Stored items
-=-=-

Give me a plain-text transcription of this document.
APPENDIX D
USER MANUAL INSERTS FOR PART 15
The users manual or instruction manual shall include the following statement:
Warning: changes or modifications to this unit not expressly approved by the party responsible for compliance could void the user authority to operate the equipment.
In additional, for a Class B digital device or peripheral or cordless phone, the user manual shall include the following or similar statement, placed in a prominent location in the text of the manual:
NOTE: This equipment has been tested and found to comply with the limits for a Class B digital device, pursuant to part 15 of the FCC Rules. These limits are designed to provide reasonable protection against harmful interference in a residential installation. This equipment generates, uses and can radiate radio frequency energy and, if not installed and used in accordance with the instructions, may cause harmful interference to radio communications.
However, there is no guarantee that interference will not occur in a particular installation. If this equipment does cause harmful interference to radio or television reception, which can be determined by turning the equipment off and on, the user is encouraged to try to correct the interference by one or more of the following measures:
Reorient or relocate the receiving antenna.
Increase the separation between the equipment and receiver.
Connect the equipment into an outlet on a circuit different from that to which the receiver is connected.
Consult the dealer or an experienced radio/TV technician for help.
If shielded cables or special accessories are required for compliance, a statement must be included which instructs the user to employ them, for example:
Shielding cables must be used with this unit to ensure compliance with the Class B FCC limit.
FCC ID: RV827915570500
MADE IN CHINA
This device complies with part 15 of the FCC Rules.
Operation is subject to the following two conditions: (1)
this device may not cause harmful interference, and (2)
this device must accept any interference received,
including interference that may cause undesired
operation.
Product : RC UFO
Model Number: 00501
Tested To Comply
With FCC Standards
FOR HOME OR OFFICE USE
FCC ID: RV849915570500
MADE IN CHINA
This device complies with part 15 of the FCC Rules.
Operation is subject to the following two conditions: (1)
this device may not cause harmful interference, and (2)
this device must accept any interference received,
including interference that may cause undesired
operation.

-=-=-

= OBJECTIVE =
Pull out every line of the records that includes the string "unit".

= EXERCISE ANSWER =
Warning: changes or modifications to this unit not expressly approved by the party responsible for compliance could void the user authority to operate the equipment.
Shielding cables must be used with this unit to ensure compliance with the Class B FCC limit.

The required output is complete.